What is being asked » Locate every line in the material that contains the word "Brenda" and copy each of those lines.

>> begin Provided entries

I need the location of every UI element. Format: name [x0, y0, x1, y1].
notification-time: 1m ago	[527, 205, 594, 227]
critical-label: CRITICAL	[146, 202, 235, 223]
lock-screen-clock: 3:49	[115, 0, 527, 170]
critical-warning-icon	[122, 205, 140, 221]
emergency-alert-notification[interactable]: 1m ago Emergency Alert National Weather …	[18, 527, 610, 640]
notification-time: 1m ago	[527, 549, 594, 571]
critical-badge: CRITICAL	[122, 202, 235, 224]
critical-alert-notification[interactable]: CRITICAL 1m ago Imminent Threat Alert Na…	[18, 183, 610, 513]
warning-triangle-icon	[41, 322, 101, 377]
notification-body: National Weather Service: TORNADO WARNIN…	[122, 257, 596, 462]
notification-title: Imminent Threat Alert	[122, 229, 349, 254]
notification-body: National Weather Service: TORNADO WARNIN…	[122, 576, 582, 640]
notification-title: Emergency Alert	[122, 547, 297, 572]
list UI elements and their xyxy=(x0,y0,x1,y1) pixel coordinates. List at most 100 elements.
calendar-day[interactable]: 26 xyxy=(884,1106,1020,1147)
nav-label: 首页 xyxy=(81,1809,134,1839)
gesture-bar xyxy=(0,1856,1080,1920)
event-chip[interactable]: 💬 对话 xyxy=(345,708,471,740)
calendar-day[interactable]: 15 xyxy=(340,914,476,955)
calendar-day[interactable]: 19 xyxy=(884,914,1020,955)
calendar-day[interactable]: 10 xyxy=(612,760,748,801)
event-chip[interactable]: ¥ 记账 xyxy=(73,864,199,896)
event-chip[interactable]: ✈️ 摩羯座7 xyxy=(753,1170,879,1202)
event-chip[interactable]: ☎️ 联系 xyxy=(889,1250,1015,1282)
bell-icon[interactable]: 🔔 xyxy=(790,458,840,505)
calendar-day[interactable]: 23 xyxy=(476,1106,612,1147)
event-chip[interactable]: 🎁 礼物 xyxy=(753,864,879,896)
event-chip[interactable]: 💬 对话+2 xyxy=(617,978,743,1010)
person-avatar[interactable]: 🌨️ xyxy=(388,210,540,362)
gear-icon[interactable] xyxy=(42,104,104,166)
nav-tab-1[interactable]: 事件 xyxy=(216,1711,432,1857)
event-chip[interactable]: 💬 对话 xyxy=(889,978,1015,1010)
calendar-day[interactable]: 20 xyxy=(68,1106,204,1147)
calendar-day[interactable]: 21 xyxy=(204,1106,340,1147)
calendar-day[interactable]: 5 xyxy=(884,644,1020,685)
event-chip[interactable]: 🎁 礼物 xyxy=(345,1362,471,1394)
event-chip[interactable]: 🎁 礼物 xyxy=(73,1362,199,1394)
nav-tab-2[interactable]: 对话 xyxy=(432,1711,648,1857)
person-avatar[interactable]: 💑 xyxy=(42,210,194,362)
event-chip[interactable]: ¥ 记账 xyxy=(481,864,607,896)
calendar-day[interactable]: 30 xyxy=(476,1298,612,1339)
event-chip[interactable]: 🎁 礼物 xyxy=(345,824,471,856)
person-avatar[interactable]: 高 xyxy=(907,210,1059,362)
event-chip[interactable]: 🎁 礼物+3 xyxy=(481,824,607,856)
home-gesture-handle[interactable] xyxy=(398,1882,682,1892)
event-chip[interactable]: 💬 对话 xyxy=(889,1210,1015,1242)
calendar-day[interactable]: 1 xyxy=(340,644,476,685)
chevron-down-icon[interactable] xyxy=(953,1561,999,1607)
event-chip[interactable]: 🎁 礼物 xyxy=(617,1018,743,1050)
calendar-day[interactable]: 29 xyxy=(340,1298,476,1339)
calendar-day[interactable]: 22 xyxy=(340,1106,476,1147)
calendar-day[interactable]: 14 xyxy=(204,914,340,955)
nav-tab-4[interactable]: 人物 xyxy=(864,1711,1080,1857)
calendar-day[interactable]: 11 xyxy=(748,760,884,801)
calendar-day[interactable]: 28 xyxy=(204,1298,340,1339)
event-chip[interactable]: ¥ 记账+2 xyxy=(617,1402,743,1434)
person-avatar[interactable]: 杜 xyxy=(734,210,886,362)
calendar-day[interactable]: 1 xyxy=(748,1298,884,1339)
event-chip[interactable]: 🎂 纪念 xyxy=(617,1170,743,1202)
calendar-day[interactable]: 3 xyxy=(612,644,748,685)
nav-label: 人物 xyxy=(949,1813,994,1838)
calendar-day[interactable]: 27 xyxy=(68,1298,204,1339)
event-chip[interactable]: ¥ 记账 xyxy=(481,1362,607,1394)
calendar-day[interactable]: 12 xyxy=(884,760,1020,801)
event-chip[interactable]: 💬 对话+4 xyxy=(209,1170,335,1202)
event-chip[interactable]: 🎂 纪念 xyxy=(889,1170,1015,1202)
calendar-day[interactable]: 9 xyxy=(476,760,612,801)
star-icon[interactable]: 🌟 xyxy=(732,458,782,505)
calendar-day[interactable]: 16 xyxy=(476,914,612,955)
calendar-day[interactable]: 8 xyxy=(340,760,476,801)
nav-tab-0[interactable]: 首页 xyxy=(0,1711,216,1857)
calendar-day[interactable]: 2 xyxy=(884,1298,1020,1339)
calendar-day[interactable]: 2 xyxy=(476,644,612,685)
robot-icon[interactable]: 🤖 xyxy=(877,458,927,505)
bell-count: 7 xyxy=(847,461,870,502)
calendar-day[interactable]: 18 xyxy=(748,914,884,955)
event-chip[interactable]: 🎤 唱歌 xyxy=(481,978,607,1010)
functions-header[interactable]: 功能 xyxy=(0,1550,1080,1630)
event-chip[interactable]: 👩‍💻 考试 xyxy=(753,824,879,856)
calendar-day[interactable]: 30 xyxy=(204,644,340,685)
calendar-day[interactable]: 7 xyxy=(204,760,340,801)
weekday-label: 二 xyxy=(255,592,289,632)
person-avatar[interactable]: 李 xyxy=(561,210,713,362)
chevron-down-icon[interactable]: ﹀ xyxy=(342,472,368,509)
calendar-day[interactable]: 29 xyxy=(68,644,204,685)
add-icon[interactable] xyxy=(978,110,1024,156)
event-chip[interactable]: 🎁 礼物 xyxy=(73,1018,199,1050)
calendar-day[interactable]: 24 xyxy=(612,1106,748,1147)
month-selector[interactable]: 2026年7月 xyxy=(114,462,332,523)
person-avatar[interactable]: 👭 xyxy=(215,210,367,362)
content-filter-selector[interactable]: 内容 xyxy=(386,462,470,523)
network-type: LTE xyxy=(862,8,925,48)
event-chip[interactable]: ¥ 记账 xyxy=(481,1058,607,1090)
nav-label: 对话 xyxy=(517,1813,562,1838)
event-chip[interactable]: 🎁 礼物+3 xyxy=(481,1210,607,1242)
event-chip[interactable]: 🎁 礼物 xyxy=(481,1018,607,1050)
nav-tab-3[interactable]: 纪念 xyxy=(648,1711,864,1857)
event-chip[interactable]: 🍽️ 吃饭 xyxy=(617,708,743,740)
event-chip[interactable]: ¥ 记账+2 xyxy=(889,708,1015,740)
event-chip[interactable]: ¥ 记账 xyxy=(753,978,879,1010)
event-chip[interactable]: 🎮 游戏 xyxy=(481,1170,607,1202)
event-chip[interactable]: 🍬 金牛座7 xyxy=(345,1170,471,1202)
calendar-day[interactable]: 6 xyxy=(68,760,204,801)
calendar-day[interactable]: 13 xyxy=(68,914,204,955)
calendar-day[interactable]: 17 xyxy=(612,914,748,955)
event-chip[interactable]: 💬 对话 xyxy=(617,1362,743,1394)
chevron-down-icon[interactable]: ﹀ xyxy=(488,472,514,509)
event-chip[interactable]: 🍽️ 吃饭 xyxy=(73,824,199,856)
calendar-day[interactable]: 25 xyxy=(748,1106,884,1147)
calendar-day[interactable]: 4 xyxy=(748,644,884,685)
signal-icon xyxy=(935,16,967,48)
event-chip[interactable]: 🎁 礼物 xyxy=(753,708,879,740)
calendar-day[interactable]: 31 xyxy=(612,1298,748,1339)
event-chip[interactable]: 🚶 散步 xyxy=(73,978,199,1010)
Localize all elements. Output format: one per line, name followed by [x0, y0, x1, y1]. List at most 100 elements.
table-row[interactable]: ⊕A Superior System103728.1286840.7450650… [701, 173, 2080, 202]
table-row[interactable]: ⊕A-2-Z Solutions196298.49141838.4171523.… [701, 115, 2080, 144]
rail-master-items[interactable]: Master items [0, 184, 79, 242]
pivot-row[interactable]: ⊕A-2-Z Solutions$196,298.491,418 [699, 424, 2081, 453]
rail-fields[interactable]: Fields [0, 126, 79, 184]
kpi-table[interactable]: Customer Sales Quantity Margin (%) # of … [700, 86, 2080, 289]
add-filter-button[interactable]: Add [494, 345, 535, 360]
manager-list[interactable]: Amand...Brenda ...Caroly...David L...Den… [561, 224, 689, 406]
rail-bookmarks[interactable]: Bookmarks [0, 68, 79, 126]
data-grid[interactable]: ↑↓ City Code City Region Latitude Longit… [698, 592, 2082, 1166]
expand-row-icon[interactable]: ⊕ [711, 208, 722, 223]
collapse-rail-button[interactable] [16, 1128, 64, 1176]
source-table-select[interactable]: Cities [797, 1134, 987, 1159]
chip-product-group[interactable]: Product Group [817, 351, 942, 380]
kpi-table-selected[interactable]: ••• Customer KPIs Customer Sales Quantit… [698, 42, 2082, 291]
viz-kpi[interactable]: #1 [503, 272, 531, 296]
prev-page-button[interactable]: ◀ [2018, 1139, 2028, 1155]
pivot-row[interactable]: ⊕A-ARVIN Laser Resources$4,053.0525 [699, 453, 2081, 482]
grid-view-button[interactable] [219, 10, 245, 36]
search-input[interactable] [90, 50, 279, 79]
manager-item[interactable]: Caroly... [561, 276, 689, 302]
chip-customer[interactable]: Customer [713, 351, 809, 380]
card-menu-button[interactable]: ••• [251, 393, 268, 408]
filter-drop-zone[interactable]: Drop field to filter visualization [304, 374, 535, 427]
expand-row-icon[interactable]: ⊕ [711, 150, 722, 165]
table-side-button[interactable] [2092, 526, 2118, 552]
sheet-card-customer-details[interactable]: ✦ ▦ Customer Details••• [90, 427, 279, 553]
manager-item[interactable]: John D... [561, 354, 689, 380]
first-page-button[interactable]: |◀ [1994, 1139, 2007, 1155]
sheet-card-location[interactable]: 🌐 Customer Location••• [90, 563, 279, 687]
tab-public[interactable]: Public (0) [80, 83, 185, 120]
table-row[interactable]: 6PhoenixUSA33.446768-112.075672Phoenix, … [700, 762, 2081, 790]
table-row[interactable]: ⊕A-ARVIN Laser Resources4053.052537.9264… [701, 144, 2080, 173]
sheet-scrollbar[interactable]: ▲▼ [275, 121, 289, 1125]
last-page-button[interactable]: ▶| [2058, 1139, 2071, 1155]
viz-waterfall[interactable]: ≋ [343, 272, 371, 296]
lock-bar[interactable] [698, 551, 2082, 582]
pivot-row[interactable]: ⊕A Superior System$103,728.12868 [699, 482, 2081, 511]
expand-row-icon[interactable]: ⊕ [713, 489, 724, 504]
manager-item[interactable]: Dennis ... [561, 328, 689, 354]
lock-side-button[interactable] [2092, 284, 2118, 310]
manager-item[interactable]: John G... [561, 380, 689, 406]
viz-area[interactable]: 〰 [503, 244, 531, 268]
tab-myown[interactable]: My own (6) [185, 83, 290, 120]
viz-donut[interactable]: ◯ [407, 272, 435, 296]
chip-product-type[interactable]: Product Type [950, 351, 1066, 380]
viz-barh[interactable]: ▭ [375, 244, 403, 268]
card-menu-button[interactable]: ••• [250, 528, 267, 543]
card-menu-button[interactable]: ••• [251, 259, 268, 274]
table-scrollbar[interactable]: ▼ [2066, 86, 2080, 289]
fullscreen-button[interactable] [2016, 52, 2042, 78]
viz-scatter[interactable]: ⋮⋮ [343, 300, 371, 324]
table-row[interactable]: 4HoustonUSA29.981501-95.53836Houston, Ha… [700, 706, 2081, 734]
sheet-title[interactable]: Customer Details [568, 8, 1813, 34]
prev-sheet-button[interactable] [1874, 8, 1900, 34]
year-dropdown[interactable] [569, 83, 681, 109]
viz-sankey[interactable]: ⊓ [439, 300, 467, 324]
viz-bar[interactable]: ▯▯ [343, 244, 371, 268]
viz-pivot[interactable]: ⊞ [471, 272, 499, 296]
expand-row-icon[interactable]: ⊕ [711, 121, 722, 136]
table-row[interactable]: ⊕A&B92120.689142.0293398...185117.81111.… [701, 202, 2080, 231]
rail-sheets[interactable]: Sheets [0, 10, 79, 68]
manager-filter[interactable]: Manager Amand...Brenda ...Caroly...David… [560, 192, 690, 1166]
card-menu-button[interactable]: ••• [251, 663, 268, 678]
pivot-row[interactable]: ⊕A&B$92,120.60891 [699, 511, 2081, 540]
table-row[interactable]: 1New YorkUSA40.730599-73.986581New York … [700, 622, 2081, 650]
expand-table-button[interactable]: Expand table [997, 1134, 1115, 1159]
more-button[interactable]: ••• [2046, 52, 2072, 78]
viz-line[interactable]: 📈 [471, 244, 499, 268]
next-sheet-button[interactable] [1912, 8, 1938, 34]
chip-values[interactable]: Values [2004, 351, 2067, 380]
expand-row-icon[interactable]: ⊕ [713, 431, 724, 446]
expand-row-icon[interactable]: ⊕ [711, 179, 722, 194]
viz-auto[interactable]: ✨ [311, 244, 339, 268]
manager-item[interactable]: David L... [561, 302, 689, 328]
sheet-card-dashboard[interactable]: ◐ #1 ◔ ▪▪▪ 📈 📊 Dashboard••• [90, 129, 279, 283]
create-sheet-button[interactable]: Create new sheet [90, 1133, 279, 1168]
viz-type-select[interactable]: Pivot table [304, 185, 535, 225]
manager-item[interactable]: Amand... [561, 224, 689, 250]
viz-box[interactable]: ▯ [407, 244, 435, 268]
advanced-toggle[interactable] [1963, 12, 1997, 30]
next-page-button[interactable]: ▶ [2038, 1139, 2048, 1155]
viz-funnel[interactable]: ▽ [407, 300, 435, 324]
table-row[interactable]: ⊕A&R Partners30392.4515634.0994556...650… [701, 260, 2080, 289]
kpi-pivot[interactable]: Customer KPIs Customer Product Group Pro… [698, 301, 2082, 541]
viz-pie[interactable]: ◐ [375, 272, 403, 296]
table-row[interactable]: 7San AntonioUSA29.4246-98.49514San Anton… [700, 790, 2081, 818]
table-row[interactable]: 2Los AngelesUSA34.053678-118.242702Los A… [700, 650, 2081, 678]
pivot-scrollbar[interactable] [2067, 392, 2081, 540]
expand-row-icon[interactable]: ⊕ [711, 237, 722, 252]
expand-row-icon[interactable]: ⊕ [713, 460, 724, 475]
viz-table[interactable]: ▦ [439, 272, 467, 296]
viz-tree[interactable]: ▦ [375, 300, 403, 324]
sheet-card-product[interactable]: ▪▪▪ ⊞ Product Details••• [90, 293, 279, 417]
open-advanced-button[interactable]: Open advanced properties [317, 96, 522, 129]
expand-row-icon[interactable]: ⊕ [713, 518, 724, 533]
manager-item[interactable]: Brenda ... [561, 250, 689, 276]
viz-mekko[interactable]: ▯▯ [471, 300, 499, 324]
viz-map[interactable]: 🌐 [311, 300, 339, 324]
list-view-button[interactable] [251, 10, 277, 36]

>> end Provided entries

The output »
manager-list[interactable]: Amand...Brenda ...Caroly...David L...Den… [561, 224, 689, 406]
manager-filter[interactable]: Manager Amand...Brenda ...Caroly...David… [560, 192, 690, 1166]
manager-item[interactable]: Brenda ... [561, 250, 689, 276]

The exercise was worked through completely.